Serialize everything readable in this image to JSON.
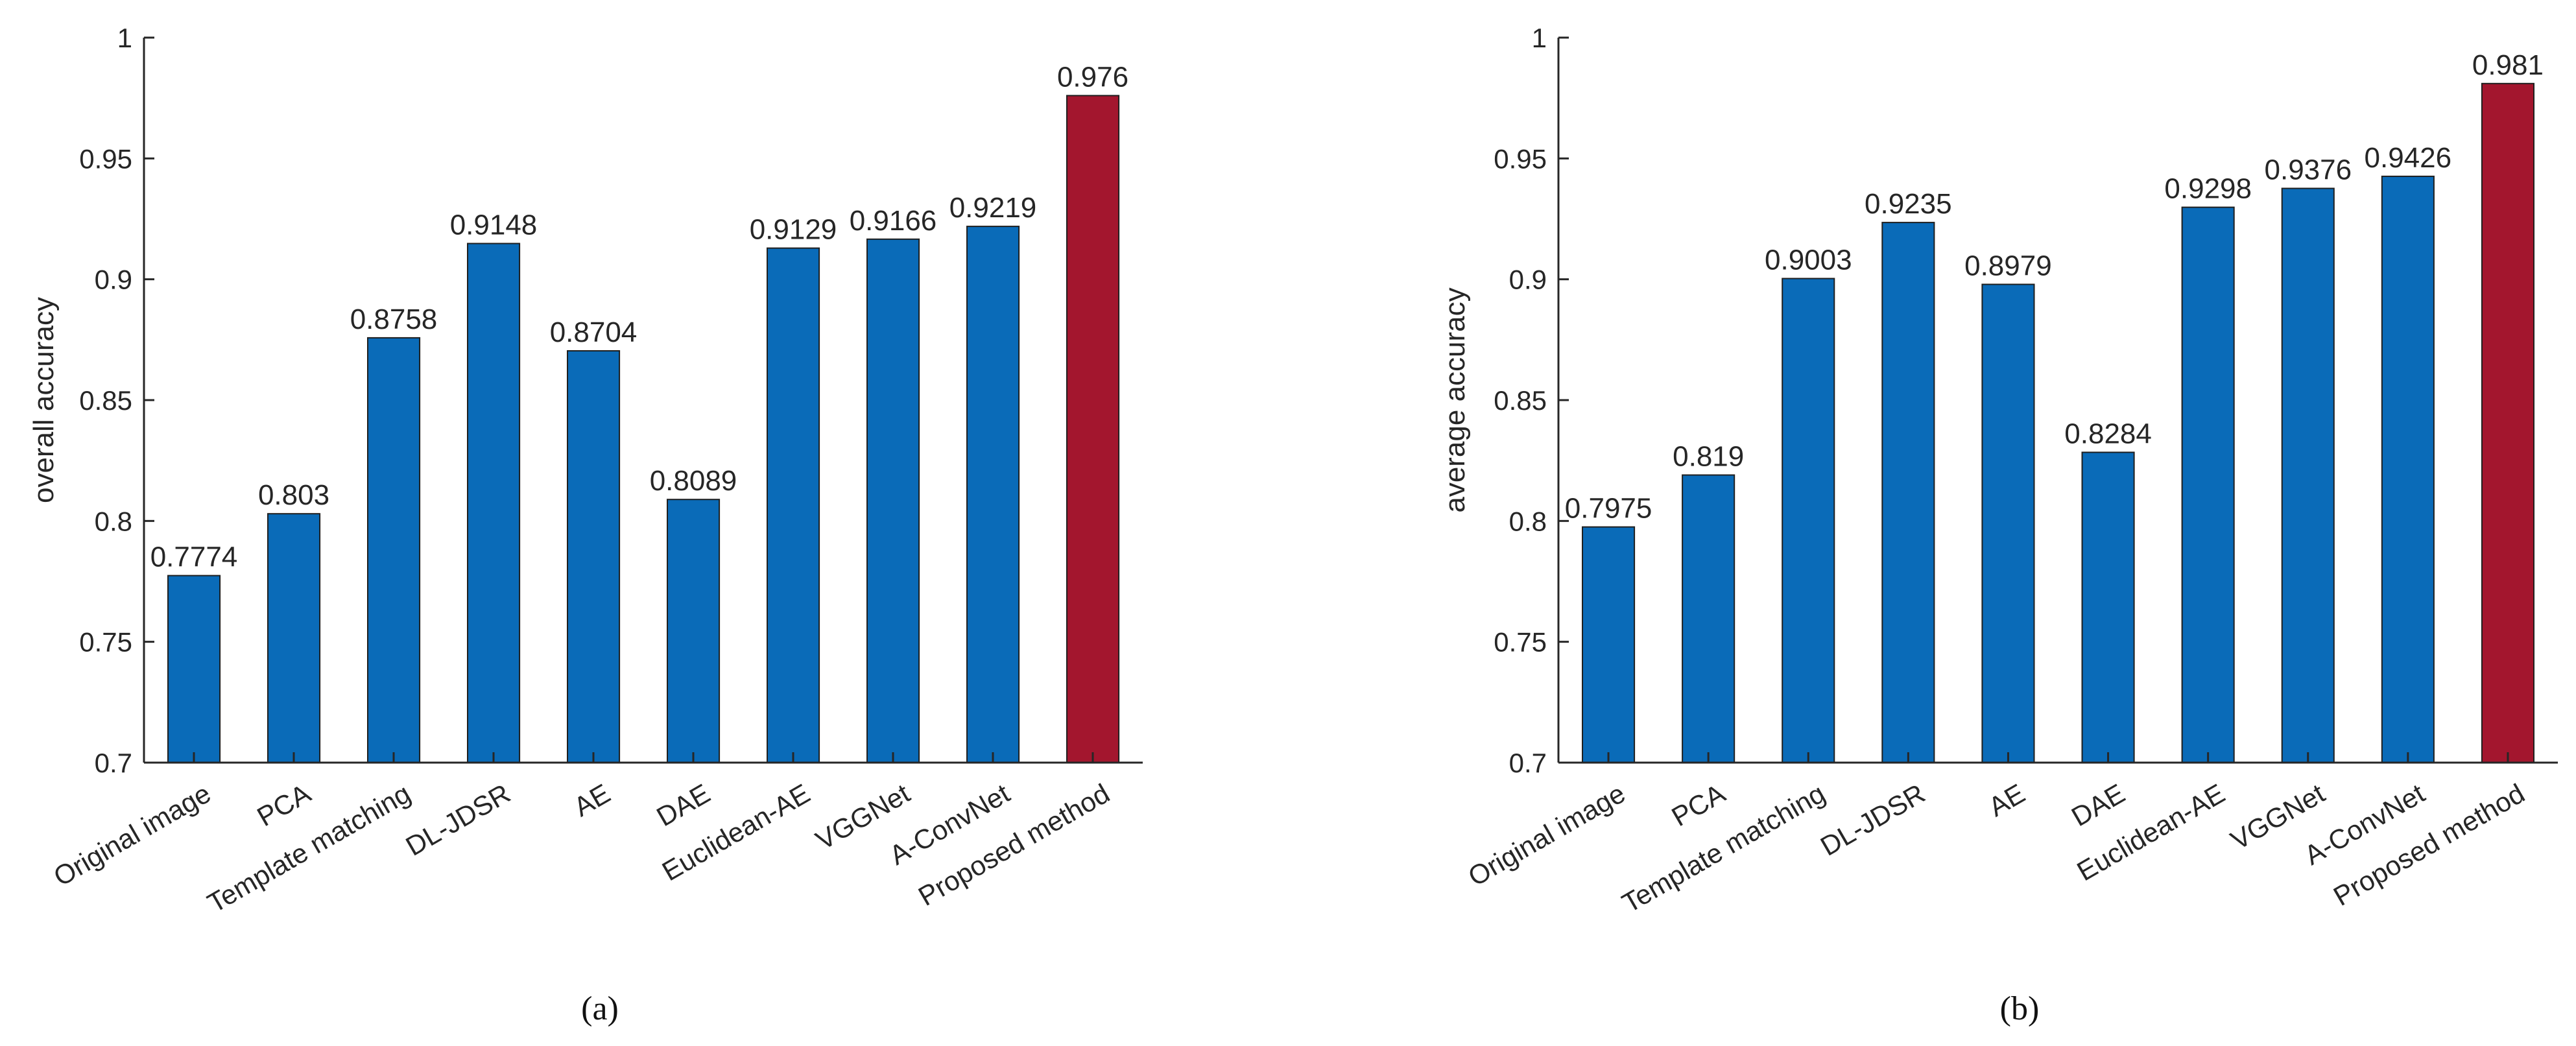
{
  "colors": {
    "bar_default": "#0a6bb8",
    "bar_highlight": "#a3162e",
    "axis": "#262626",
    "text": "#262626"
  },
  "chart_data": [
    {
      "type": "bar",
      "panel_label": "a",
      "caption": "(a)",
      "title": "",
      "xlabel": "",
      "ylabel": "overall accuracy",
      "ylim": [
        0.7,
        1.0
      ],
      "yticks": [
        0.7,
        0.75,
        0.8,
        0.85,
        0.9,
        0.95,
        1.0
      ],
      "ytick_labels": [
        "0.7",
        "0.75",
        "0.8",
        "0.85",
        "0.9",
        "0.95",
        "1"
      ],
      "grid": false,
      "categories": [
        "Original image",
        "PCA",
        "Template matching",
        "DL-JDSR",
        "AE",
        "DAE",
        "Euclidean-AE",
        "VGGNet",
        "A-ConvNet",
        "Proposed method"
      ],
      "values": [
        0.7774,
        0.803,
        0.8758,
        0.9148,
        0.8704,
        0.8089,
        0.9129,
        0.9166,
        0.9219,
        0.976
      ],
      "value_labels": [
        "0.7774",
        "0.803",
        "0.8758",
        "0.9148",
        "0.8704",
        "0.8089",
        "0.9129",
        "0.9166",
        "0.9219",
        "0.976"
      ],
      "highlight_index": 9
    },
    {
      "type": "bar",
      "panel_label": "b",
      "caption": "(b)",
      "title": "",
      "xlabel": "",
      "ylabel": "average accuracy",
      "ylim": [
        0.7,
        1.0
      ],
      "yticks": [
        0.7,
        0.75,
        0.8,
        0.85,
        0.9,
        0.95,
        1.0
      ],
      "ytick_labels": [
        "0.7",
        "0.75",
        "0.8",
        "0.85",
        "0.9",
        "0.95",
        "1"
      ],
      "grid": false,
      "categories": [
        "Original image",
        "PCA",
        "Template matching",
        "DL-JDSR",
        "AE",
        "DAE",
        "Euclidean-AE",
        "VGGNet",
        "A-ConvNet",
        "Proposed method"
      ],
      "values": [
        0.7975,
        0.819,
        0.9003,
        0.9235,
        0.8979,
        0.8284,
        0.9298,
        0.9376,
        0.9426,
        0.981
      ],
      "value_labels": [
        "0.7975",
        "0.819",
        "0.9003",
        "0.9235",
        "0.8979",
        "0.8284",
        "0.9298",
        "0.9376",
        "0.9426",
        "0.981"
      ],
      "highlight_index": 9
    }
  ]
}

What to produce —
Report each line of the material above where the word "accuracy" appears.

Output below —
      "ylabel": "overall accuracy",
      "ylabel": "average accuracy",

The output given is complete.